▶ _Problem to work on_: Pictures do not belong in the copy. Return all of the entries exactly.

* * *

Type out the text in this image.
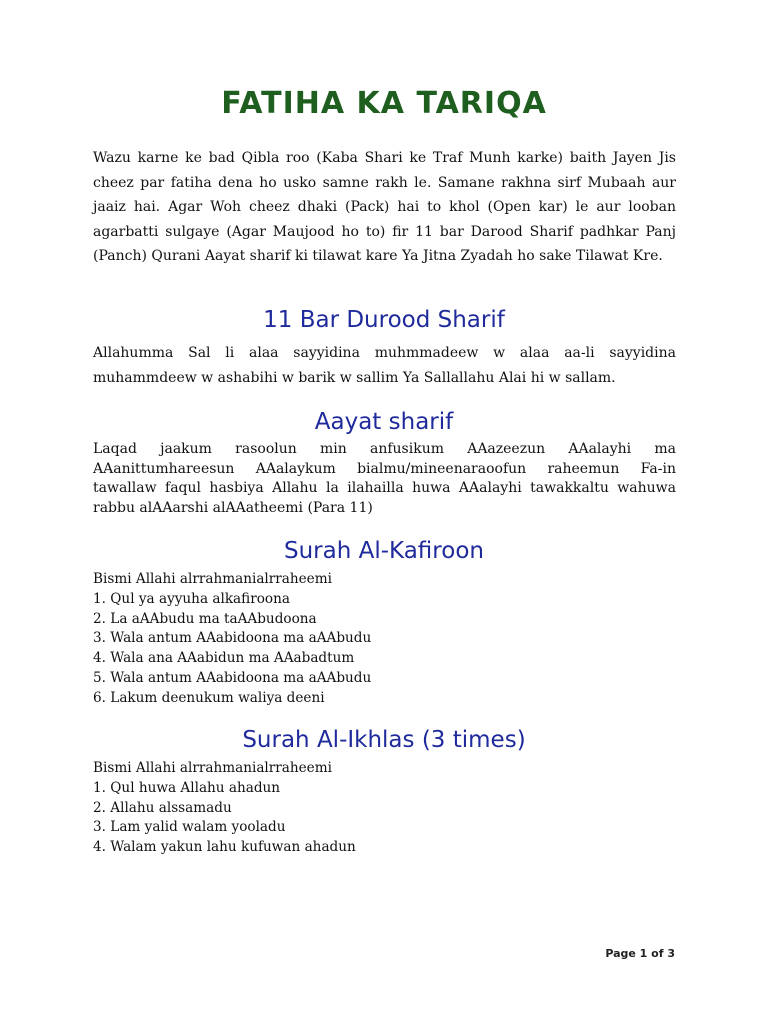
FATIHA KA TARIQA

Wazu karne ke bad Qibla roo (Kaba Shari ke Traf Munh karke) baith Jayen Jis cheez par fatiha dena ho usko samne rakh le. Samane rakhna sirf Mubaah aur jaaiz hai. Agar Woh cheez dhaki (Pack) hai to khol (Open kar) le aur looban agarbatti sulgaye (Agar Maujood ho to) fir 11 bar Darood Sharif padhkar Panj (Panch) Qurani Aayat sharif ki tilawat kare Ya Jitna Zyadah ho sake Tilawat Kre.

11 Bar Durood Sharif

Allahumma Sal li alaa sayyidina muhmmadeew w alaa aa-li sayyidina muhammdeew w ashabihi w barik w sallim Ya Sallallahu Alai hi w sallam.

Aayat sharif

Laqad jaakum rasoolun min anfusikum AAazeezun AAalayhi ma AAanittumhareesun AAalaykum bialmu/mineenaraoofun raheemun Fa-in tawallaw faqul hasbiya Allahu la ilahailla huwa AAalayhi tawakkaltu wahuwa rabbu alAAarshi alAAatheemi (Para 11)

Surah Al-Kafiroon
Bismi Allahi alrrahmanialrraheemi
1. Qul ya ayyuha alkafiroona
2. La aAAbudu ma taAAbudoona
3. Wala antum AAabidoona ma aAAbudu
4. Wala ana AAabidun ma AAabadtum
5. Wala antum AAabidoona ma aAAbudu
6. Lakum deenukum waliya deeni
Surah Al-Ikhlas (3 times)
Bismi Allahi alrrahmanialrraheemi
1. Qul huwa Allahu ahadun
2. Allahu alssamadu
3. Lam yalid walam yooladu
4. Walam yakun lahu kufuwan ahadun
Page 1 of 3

* * *

▶ _Reply_:
Type out the text in this image.
FATIHA KA TARIQA

Wazu karne ke bad Qibla roo (Kaba Shari ke Traf Munh karke) baith Jayen Jis cheez par fatiha dena ho usko samne rakh le. Samane rakhna sirf Mubaah aur jaaiz hai. Agar Woh cheez dhaki (Pack) hai to khol (Open kar) le aur looban agarbatti sulgaye (Agar Maujood ho to) fir 11 bar Darood Sharif padhkar Panj (Panch) Qurani Aayat sharif ki tilawat kare Ya Jitna Zyadah ho sake Tilawat Kre.

11 Bar Durood Sharif

Allahumma Sal li alaa sayyidina muhmmadeew w alaa aa-li sayyidina muhammdeew w ashabihi w barik w sallim Ya Sallallahu Alai hi w sallam.

Aayat sharif

Laqad jaakum rasoolun min anfusikum AAazeezun AAalayhi ma AAanittumhareesun AAalaykum bialmu/mineenaraoofun raheemun Fa-in tawallaw faqul hasbiya Allahu la ilahailla huwa AAalayhi tawakkaltu wahuwa rabbu alAAarshi alAAatheemi (Para 11)

Surah Al-Kafiroon
Bismi Allahi alrrahmanialrraheemi
1. Qul ya ayyuha alkafiroona
2. La aAAbudu ma taAAbudoona
3. Wala antum AAabidoona ma aAAbudu
4. Wala ana AAabidun ma AAabadtum
5. Wala antum AAabidoona ma aAAbudu
6. Lakum deenukum waliya deeni
Surah Al-Ikhlas (3 times)
Bismi Allahi alrrahmanialrraheemi
1. Qul huwa Allahu ahadun
2. Allahu alssamadu
3. Lam yalid walam yooladu
4. Walam yakun lahu kufuwan ahadun
Page 1 of 3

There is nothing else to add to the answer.